Written exercise -
Would you extract the whole listing below and retype it exactly?

Some records:

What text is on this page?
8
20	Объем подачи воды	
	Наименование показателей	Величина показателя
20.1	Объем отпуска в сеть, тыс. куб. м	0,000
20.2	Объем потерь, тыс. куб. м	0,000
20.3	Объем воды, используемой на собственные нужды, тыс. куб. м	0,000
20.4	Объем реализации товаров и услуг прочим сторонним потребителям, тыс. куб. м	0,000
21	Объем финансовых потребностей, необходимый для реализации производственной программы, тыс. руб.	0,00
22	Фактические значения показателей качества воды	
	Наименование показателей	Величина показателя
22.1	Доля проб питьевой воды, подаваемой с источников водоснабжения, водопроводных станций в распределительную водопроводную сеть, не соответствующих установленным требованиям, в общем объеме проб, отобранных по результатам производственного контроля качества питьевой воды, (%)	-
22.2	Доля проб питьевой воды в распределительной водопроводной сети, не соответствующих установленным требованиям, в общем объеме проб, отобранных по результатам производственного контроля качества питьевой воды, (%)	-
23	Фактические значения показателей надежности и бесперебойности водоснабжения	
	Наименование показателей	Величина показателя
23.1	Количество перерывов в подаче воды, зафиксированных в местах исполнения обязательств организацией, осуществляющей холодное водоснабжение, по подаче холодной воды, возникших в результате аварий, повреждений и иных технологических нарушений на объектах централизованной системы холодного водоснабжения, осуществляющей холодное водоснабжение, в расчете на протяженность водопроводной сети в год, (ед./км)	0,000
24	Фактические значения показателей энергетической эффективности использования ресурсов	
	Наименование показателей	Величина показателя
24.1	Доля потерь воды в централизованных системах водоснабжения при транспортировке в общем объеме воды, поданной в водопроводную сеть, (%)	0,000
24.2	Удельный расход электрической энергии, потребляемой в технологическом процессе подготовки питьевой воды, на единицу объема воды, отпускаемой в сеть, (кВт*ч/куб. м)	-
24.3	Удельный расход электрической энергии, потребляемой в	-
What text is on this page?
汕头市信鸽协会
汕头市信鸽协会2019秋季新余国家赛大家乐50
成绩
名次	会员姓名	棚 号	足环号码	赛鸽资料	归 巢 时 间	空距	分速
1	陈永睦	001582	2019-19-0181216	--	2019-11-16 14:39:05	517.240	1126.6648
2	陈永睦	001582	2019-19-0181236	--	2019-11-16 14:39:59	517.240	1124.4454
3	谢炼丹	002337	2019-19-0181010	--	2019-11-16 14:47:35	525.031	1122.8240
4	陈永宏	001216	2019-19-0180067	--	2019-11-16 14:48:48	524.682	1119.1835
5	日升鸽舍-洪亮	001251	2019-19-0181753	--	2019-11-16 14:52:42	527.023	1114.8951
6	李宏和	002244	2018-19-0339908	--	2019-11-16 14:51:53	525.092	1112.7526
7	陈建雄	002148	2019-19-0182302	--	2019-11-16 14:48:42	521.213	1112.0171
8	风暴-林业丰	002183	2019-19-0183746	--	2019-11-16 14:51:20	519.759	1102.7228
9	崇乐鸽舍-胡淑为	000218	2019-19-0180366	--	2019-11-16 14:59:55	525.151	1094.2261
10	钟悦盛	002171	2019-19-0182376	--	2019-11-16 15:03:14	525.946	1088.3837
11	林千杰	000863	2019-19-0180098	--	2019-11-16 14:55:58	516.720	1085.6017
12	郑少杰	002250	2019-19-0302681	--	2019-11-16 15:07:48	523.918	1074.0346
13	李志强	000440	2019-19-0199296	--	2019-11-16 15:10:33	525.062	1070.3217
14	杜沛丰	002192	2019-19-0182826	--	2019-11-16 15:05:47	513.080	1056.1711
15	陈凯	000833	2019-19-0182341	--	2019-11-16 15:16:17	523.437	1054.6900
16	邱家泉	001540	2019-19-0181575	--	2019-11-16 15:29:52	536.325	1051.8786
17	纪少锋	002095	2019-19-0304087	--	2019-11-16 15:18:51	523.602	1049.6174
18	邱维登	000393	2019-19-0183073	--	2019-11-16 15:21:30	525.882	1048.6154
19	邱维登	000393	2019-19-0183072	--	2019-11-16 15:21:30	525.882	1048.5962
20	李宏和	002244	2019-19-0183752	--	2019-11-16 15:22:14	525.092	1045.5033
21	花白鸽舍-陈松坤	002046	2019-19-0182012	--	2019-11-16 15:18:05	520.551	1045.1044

Written solution -
What text is on this page?
8
20	Объем подачи воды	
	Наименование показателей	Величина показателя
20.1	Объем отпуска в сеть, тыс. куб. м	0,000
20.2	Объем потерь, тыс. куб. м	0,000
20.3	Объем воды, используемой на собственные нужды, тыс. куб. м	0,000
20.4	Объем реализации товаров и услуг прочим сторонним потребителям, тыс. куб. м	0,000
21	Объем финансовых потребностей, необходимый для реализации производственной программы, тыс. руб.	0,00
22	Фактические значения показателей качества воды	
	Наименование показателей	Величина показателя
22.1	Доля проб питьевой воды, подаваемой с источников водоснабжения, водопроводных станций в распределительную водопроводную сеть, не соответствующих установленным требованиям, в общем объеме проб, отобранных по результатам производственного контроля качества питьевой воды, (%)	-
22.2	Доля проб питьевой воды в распределительной водопроводной сети, не соответствующих установленным требованиям, в общем объеме проб, отобранных по результатам производственного контроля качества питьевой воды, (%)	-
23	Фактические значения показателей надежности и бесперебойности водоснабжения	
	Наименование показателей	Величина показателя
23.1	Количество перерывов в подаче воды, зафиксированных в местах исполнения обязательств организацией, осуществляющей холодное водоснабжение, по подаче холодной воды, возникших в результате аварий, повреждений и иных технологических нарушений на объектах централизованной системы холодного водоснабжения, осуществляющей холодное водоснабжение, в расчете на протяженность водопроводной сети в год, (ед./км)	0,000
24	Фактические значения показателей энергетической эффективности использования ресурсов	
	Наименование показателей	Величина показателя
24.1	Доля потерь воды в централизованных системах водоснабжения при транспортировке в общем объеме воды, поданной в водопроводную сеть, (%)	0,000
24.2	Удельный расход электрической энергии, потребляемой в технологическом процессе подготовки питьевой воды, на единицу объема воды, отпускаемой в сеть, (кВт*ч/куб. м)	-
24.3	Удельный расход электрической энергии, потребляемой в	-
What text is on this page?
汕头市信鸽协会
汕头市信鸽协会2019秋季新余国家赛大家乐50
成绩
名次	会员姓名	棚 号	足环号码	赛鸽资料	归 巢 时 间	空距	分速
1	陈永睦	001582	2019-19-0181216	--	2019-11-16 14:39:05	517.240	1126.6648
2	陈永睦	001582	2019-19-0181236	--	2019-11-16 14:39:59	517.240	1124.4454
3	谢炼丹	002337	2019-19-0181010	--	2019-11-16 14:47:35	525.031	1122.8240
4	陈永宏	001216	2019-19-0180067	--	2019-11-16 14:48:48	524.682	1119.1835
5	日升鸽舍-洪亮	001251	2019-19-0181753	--	2019-11-16 14:52:42	527.023	1114.8951
6	李宏和	002244	2018-19-0339908	--	2019-11-16 14:51:53	525.092	1112.7526
7	陈建雄	002148	2019-19-0182302	--	2019-11-16 14:48:42	521.213	1112.0171
8	风暴-林业丰	002183	2019-19-0183746	--	2019-11-16 14:51:20	519.759	1102.7228
9	崇乐鸽舍-胡淑为	000218	2019-19-0180366	--	2019-11-16 14:59:55	525.151	1094.2261
10	钟悦盛	002171	2019-19-0182376	--	2019-11-16 15:03:14	525.946	1088.3837
11	林千杰	000863	2019-19-0180098	--	2019-11-16 14:55:58	516.720	1085.6017
12	郑少杰	002250	2019-19-0302681	--	2019-11-16 15:07:48	523.918	1074.0346
13	李志强	000440	2019-19-0199296	--	2019-11-16 15:10:33	525.062	1070.3217
14	杜沛丰	002192	2019-19-0182826	--	2019-11-16 15:05:47	513.080	1056.1711
15	陈凯	000833	2019-19-0182341	--	2019-11-16 15:16:17	523.437	1054.6900
16	邱家泉	001540	2019-19-0181575	--	2019-11-16 15:29:52	536.325	1051.8786
17	纪少锋	002095	2019-19-0304087	--	2019-11-16 15:18:51	523.602	1049.6174
18	邱维登	000393	2019-19-0183073	--	2019-11-16 15:21:30	525.882	1048.6154
19	邱维登	000393	2019-19-0183072	--	2019-11-16 15:21:30	525.882	1048.5962
20	李宏和	002244	2019-19-0183752	--	2019-11-16 15:22:14	525.092	1045.5033
21	花白鸽舍-陈松坤	002046	2019-19-0182012	--	2019-11-16 15:18:05	520.551	1045.1044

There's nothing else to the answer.